Input records:
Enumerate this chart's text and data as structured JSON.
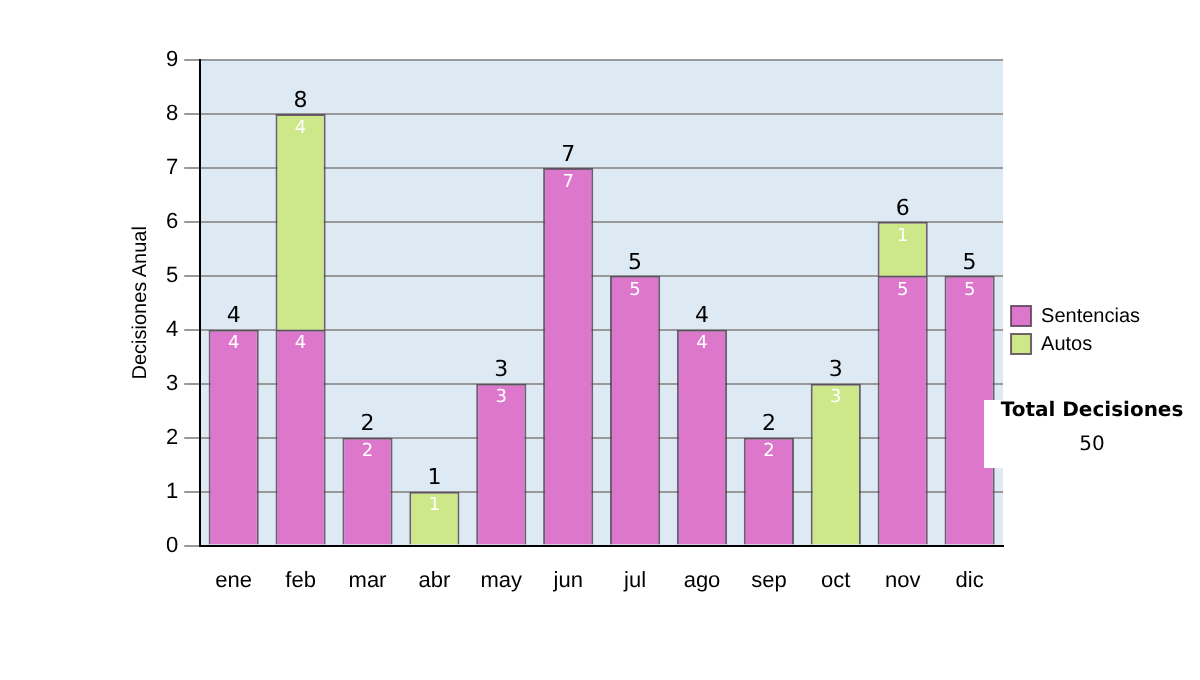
{
  "chart_data": {
    "type": "bar",
    "stacked": true,
    "ylabel": "Decisiones Anual",
    "categories": [
      "ene",
      "feb",
      "mar",
      "abr",
      "may",
      "jun",
      "jul",
      "ago",
      "sep",
      "oct",
      "nov",
      "dic"
    ],
    "series": [
      {
        "name": "Sentencias",
        "color": "#dd77cc",
        "values": [
          4,
          4,
          2,
          0,
          3,
          7,
          5,
          4,
          2,
          0,
          5,
          5
        ],
        "value_labels": [
          "4",
          "4",
          "2",
          null,
          "3",
          "7",
          "5",
          "4",
          "2",
          null,
          "5",
          "5"
        ]
      },
      {
        "name": "Autos",
        "color": "#cce888",
        "values": [
          0,
          4,
          0,
          1,
          0,
          0,
          0,
          0,
          0,
          3,
          1,
          0
        ],
        "value_labels": [
          null,
          "4",
          null,
          "1",
          null,
          null,
          null,
          null,
          null,
          "3",
          "1",
          null
        ]
      }
    ],
    "totals": [
      "4",
      "8",
      "2",
      "1",
      "3",
      "7",
      "5",
      "4",
      "2",
      "3",
      "6",
      "5"
    ],
    "ylim": [
      0,
      9
    ],
    "yticks": [
      0,
      1,
      2,
      3,
      4,
      5,
      6,
      7,
      8,
      9
    ],
    "grid": "y",
    "legend": "right",
    "annotations": [
      "Total Decisiones",
      "50"
    ]
  }
}
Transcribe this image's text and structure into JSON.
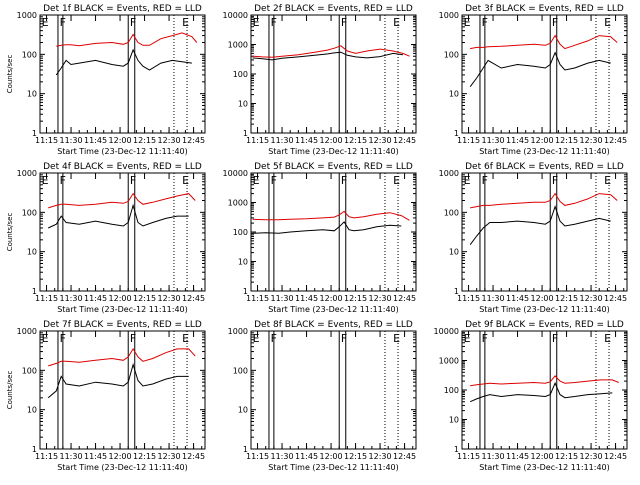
{
  "colors": {
    "events": "#000000",
    "lld": "#dd0000",
    "frame": "#000000",
    "background": "#ffffff"
  },
  "xticks": [
    "11:15",
    "11:30",
    "11:45",
    "12:00",
    "12:15",
    "12:30",
    "12:45"
  ],
  "yticks": [
    "1",
    "10",
    "100",
    "1000",
    "10000"
  ],
  "ylabel": "Counts/sec",
  "xlabel": "Start Time (23-Dec-12 11:11:40)",
  "marker_labels": [
    "E",
    "F",
    "F",
    "E"
  ],
  "chart_data": [
    {
      "type": "line",
      "title": "Det 1f BLACK = Events, RED = LLD",
      "ylabel": "Counts/sec",
      "xlabel": "Start Time (23-Dec-12 11:11:40)",
      "ylim": [
        1,
        1000
      ],
      "yscale": "log",
      "xlim": [
        "11:11",
        "12:52"
      ],
      "x": [
        "11:21",
        "11:24",
        "11:27",
        "11:30",
        "11:35",
        "11:45",
        "11:55",
        "12:02",
        "12:05",
        "12:08",
        "12:11",
        "12:14",
        "12:18",
        "12:25",
        "12:32",
        "12:38",
        "12:44",
        "12:47"
      ],
      "series": [
        {
          "name": "BLACK = Events",
          "values": [
            30,
            45,
            70,
            55,
            60,
            70,
            55,
            50,
            60,
            130,
            70,
            50,
            40,
            60,
            70,
            65,
            60,
            null
          ]
        },
        {
          "name": "RED = LLD",
          "values": [
            160,
            170,
            175,
            175,
            165,
            190,
            200,
            180,
            200,
            320,
            200,
            170,
            170,
            250,
            300,
            350,
            280,
            200
          ]
        }
      ]
    },
    {
      "type": "line",
      "title": "Det 2f BLACK = Events, RED = LLD",
      "ylabel": "",
      "xlabel": "Start Time (23-Dec-12 11:11:40)",
      "ylim": [
        1,
        10000
      ],
      "yscale": "log",
      "xlim": [
        "11:11",
        "12:52"
      ],
      "x": [
        "11:12",
        "11:18",
        "11:24",
        "11:30",
        "11:40",
        "11:50",
        "11:58",
        "12:02",
        "12:06",
        "12:10",
        "12:15",
        "12:22",
        "12:30",
        "12:38",
        "12:44",
        "12:48"
      ],
      "series": [
        {
          "name": "BLACK = Events",
          "values": [
            350,
            330,
            300,
            340,
            380,
            430,
            480,
            520,
            550,
            430,
            380,
            350,
            390,
            500,
            450,
            null
          ]
        },
        {
          "name": "RED = LLD",
          "values": [
            400,
            380,
            370,
            400,
            450,
            550,
            650,
            750,
            900,
            600,
            500,
            600,
            700,
            600,
            500,
            400
          ]
        }
      ]
    },
    {
      "type": "line",
      "title": "Det 3f BLACK = Events, RED = LLD",
      "ylabel": "",
      "xlabel": "Start Time (23-Dec-12 11:11:40)",
      "ylim": [
        1,
        1000
      ],
      "yscale": "log",
      "xlim": [
        "11:11",
        "12:52"
      ],
      "x": [
        "11:16",
        "11:20",
        "11:24",
        "11:27",
        "11:35",
        "11:45",
        "11:55",
        "12:02",
        "12:05",
        "12:08",
        "12:11",
        "12:14",
        "12:20",
        "12:28",
        "12:35",
        "12:42",
        "12:46"
      ],
      "series": [
        {
          "name": "BLACK = Events",
          "values": [
            15,
            25,
            45,
            70,
            45,
            55,
            50,
            45,
            55,
            110,
            55,
            40,
            45,
            60,
            70,
            60,
            null
          ]
        },
        {
          "name": "RED = LLD",
          "values": [
            140,
            150,
            150,
            155,
            160,
            170,
            180,
            170,
            190,
            300,
            180,
            140,
            170,
            220,
            300,
            280,
            200
          ]
        }
      ]
    },
    {
      "type": "line",
      "title": "Det 4f BLACK = Events, RED = LLD",
      "ylabel": "Counts/sec",
      "xlabel": "Start Time (23-Dec-12 11:11:40)",
      "ylim": [
        1,
        1000
      ],
      "yscale": "log",
      "xlim": [
        "11:11",
        "12:52"
      ],
      "x": [
        "11:16",
        "11:21",
        "11:24",
        "11:27",
        "11:35",
        "11:45",
        "11:55",
        "12:02",
        "12:05",
        "12:08",
        "12:11",
        "12:14",
        "12:20",
        "12:28",
        "12:35",
        "12:42",
        "12:46"
      ],
      "series": [
        {
          "name": "BLACK = Events",
          "values": [
            40,
            50,
            80,
            55,
            50,
            60,
            50,
            45,
            55,
            150,
            55,
            45,
            55,
            70,
            80,
            80,
            null
          ]
        },
        {
          "name": "RED = LLD",
          "values": [
            130,
            150,
            160,
            160,
            150,
            160,
            180,
            170,
            190,
            300,
            200,
            160,
            180,
            220,
            260,
            300,
            200
          ]
        }
      ]
    },
    {
      "type": "line",
      "title": "Det 5f BLACK = Events, RED = LLD",
      "ylabel": "",
      "xlabel": "Start Time (23-Dec-12 11:11:40)",
      "ylim": [
        1,
        10000
      ],
      "yscale": "log",
      "xlim": [
        "11:11",
        "12:52"
      ],
      "x": [
        "11:12",
        "11:20",
        "11:28",
        "11:35",
        "11:45",
        "11:55",
        "12:02",
        "12:05",
        "12:08",
        "12:11",
        "12:14",
        "12:20",
        "12:28",
        "12:36",
        "12:43",
        "12:48"
      ],
      "series": [
        {
          "name": "BLACK = Events",
          "values": [
            90,
            95,
            90,
            100,
            110,
            120,
            110,
            150,
            220,
            120,
            110,
            120,
            150,
            170,
            160,
            null
          ]
        },
        {
          "name": "RED = LLD",
          "values": [
            270,
            260,
            260,
            270,
            280,
            300,
            320,
            380,
            500,
            330,
            300,
            330,
            400,
            450,
            360,
            250
          ]
        }
      ]
    },
    {
      "type": "line",
      "title": "Det 6f BLACK = Events, RED = LLD",
      "ylabel": "",
      "xlabel": "Start Time (23-Dec-12 11:11:40)",
      "ylim": [
        1,
        1000
      ],
      "yscale": "log",
      "xlim": [
        "11:11",
        "12:52"
      ],
      "x": [
        "11:16",
        "11:20",
        "11:24",
        "11:28",
        "11:35",
        "11:45",
        "11:55",
        "12:02",
        "12:05",
        "12:08",
        "12:11",
        "12:14",
        "12:20",
        "12:28",
        "12:35",
        "12:42",
        "12:46"
      ],
      "series": [
        {
          "name": "BLACK = Events",
          "values": [
            15,
            25,
            40,
            55,
            55,
            60,
            55,
            50,
            60,
            140,
            60,
            45,
            50,
            60,
            70,
            60,
            null
          ]
        },
        {
          "name": "RED = LLD",
          "values": [
            130,
            140,
            150,
            150,
            160,
            170,
            180,
            180,
            200,
            300,
            190,
            150,
            170,
            220,
            300,
            280,
            200
          ]
        }
      ]
    },
    {
      "type": "line",
      "title": "Det 7f BLACK = Events, RED = LLD",
      "ylabel": "Counts/sec",
      "xlabel": "Start Time (23-Dec-12 11:11:40)",
      "ylim": [
        1,
        1000
      ],
      "yscale": "log",
      "xlim": [
        "11:11",
        "12:52"
      ],
      "x": [
        "11:16",
        "11:21",
        "11:24",
        "11:27",
        "11:35",
        "11:45",
        "11:55",
        "12:02",
        "12:05",
        "12:08",
        "12:11",
        "12:14",
        "12:20",
        "12:28",
        "12:35",
        "12:42",
        "12:46"
      ],
      "series": [
        {
          "name": "BLACK = Events",
          "values": [
            20,
            30,
            70,
            45,
            40,
            50,
            45,
            40,
            50,
            140,
            55,
            40,
            45,
            60,
            70,
            70,
            null
          ]
        },
        {
          "name": "RED = LLD",
          "values": [
            130,
            150,
            170,
            170,
            160,
            180,
            200,
            180,
            220,
            350,
            220,
            170,
            200,
            280,
            350,
            350,
            230
          ]
        }
      ]
    },
    {
      "type": "line",
      "title": "Det 8f BLACK = Events, RED = LLD",
      "ylabel": "",
      "xlabel": "Start Time (23-Dec-12 11:11:40)",
      "ylim": [
        1,
        1000
      ],
      "yscale": "log",
      "xlim": [
        "11:11",
        "12:52"
      ],
      "x": [],
      "series": [
        {
          "name": "BLACK = Events",
          "values": []
        },
        {
          "name": "RED = LLD",
          "values": []
        }
      ]
    },
    {
      "type": "line",
      "title": "Det 9f BLACK = Events, RED = LLD",
      "ylabel": "",
      "xlabel": "Start Time (23-Dec-12 11:11:40)",
      "ylim": [
        1,
        10000
      ],
      "yscale": "log",
      "xlim": [
        "11:11",
        "12:52"
      ],
      "x": [
        "11:16",
        "11:20",
        "11:24",
        "11:28",
        "11:35",
        "11:45",
        "11:55",
        "12:02",
        "12:05",
        "12:08",
        "12:11",
        "12:14",
        "12:20",
        "12:28",
        "12:36",
        "12:43",
        "12:47"
      ],
      "series": [
        {
          "name": "BLACK = Events",
          "values": [
            40,
            50,
            60,
            70,
            60,
            70,
            65,
            60,
            70,
            170,
            70,
            55,
            60,
            70,
            75,
            80,
            null
          ]
        },
        {
          "name": "RED = LLD",
          "values": [
            140,
            150,
            160,
            170,
            160,
            170,
            180,
            170,
            190,
            300,
            200,
            170,
            180,
            200,
            220,
            220,
            180
          ]
        }
      ]
    }
  ]
}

Written task:
Identify every line above that includes the word "Decisiones", and show those lines.

Completed exercise:
    "ylabel": "Decisiones Anual",
      "Total Decisiones",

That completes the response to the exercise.